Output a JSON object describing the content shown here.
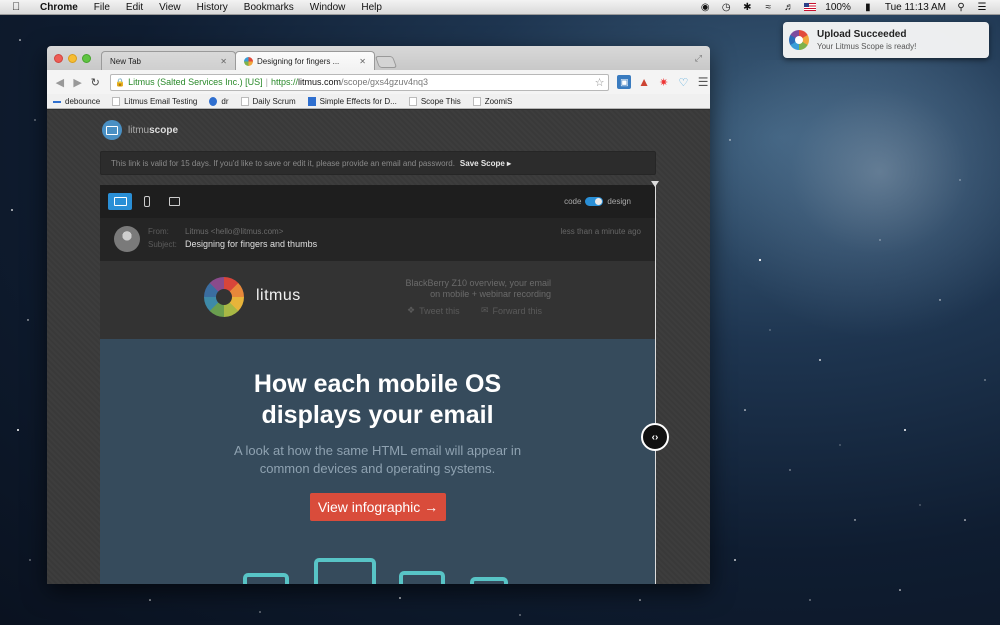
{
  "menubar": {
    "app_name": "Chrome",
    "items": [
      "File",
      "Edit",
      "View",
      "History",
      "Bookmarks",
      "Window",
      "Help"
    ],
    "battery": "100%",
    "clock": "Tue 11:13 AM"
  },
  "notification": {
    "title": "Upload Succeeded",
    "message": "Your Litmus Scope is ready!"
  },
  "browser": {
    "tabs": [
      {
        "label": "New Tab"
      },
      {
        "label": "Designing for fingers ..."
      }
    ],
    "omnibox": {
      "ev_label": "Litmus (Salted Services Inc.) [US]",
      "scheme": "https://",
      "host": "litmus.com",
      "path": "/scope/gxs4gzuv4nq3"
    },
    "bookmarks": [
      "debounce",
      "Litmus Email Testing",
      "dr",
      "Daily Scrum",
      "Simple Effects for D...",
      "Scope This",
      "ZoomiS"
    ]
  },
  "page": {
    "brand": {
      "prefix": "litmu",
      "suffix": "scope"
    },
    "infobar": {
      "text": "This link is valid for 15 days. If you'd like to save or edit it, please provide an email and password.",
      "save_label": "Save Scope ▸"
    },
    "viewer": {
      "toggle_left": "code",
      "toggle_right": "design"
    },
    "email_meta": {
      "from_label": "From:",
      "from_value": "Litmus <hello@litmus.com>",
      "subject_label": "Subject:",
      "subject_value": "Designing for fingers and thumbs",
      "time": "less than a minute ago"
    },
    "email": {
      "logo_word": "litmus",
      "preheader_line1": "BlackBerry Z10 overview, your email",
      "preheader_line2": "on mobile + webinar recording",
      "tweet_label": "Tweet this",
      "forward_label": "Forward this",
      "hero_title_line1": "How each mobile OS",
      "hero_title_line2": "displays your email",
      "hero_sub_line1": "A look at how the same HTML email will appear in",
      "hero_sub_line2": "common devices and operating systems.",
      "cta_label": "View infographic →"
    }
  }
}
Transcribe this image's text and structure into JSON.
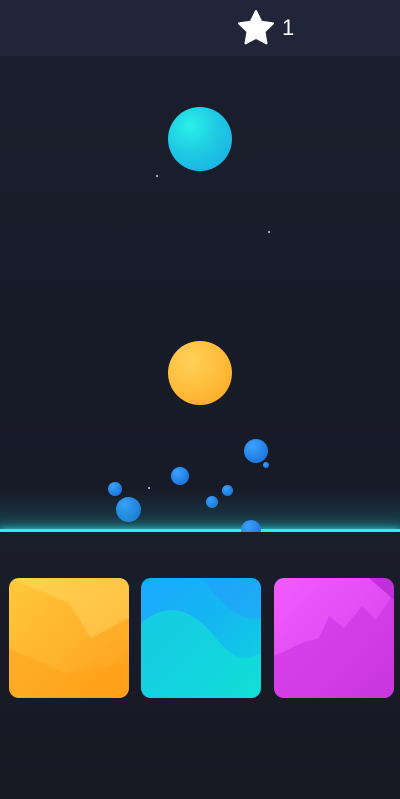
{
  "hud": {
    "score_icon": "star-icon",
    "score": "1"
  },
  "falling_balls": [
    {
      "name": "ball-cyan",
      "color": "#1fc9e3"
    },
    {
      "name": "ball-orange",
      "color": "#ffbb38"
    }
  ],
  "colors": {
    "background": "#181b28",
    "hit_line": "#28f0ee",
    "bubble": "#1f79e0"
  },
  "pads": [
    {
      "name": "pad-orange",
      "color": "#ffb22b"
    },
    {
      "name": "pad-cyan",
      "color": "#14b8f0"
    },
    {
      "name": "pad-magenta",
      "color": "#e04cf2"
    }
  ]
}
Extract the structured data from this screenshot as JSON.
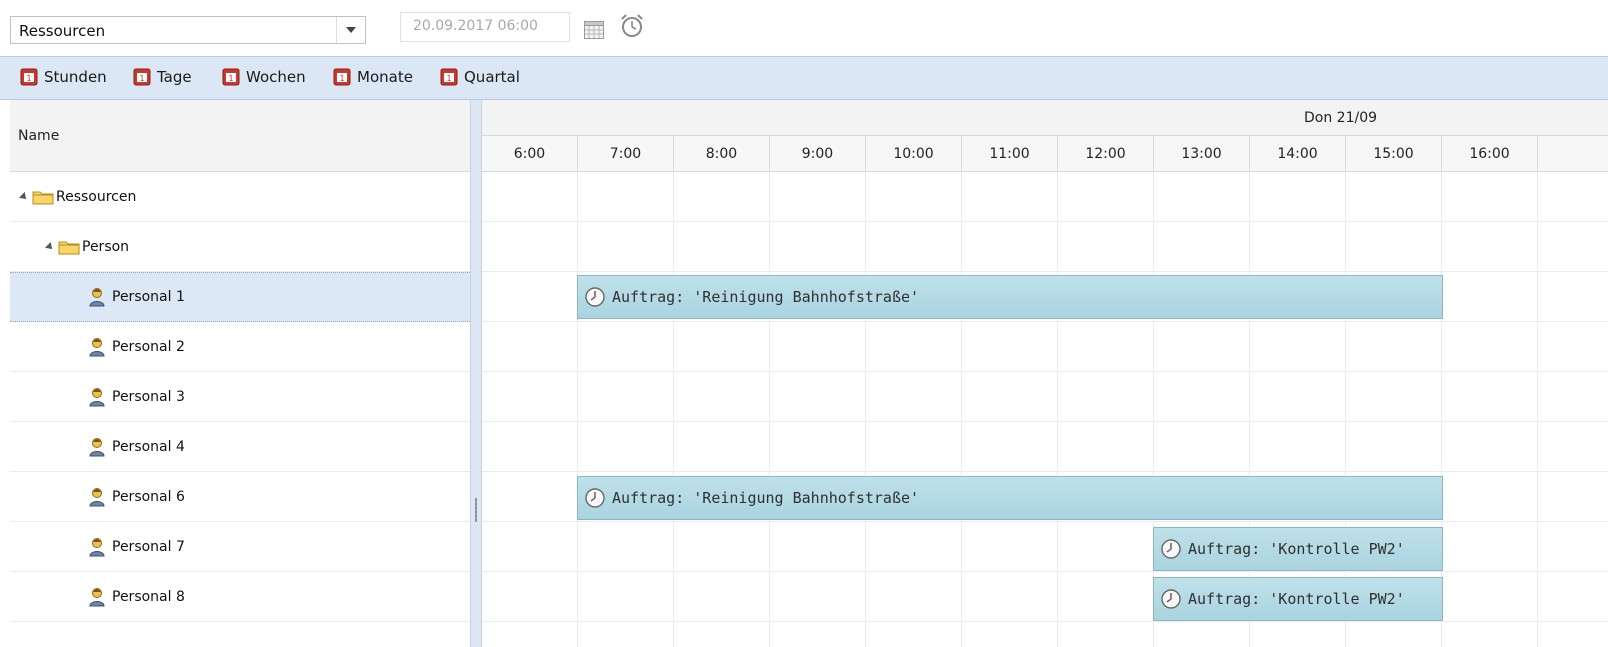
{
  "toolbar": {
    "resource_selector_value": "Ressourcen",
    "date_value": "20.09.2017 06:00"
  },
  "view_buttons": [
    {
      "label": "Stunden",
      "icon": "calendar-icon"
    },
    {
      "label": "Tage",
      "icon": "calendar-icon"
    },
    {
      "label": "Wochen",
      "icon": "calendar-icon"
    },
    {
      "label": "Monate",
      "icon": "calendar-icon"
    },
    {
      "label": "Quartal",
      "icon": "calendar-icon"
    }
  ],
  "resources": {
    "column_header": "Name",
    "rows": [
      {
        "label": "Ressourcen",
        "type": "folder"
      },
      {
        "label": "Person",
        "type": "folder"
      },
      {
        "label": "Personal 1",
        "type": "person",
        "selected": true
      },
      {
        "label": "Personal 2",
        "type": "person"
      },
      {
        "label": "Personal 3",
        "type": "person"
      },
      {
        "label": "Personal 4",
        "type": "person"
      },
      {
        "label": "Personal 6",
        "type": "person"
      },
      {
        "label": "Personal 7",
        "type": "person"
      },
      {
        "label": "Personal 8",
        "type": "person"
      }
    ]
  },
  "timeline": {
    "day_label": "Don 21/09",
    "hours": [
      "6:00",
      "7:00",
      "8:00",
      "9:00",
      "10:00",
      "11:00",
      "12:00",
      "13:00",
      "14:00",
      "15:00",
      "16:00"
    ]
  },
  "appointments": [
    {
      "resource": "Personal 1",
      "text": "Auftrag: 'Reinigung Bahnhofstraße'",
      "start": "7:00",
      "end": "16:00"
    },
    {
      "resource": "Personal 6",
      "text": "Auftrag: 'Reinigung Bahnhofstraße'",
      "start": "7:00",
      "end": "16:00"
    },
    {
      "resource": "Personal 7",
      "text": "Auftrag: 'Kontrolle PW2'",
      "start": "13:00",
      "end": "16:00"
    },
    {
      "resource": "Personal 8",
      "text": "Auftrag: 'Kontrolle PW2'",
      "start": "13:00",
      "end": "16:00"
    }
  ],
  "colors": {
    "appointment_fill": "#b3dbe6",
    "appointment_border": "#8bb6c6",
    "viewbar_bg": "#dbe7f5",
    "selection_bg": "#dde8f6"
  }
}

GOAL OF THE EXERCISE
Give the number of lines above in which the word "Designing" occurs, with nothing else.

COMPLETED TASK
2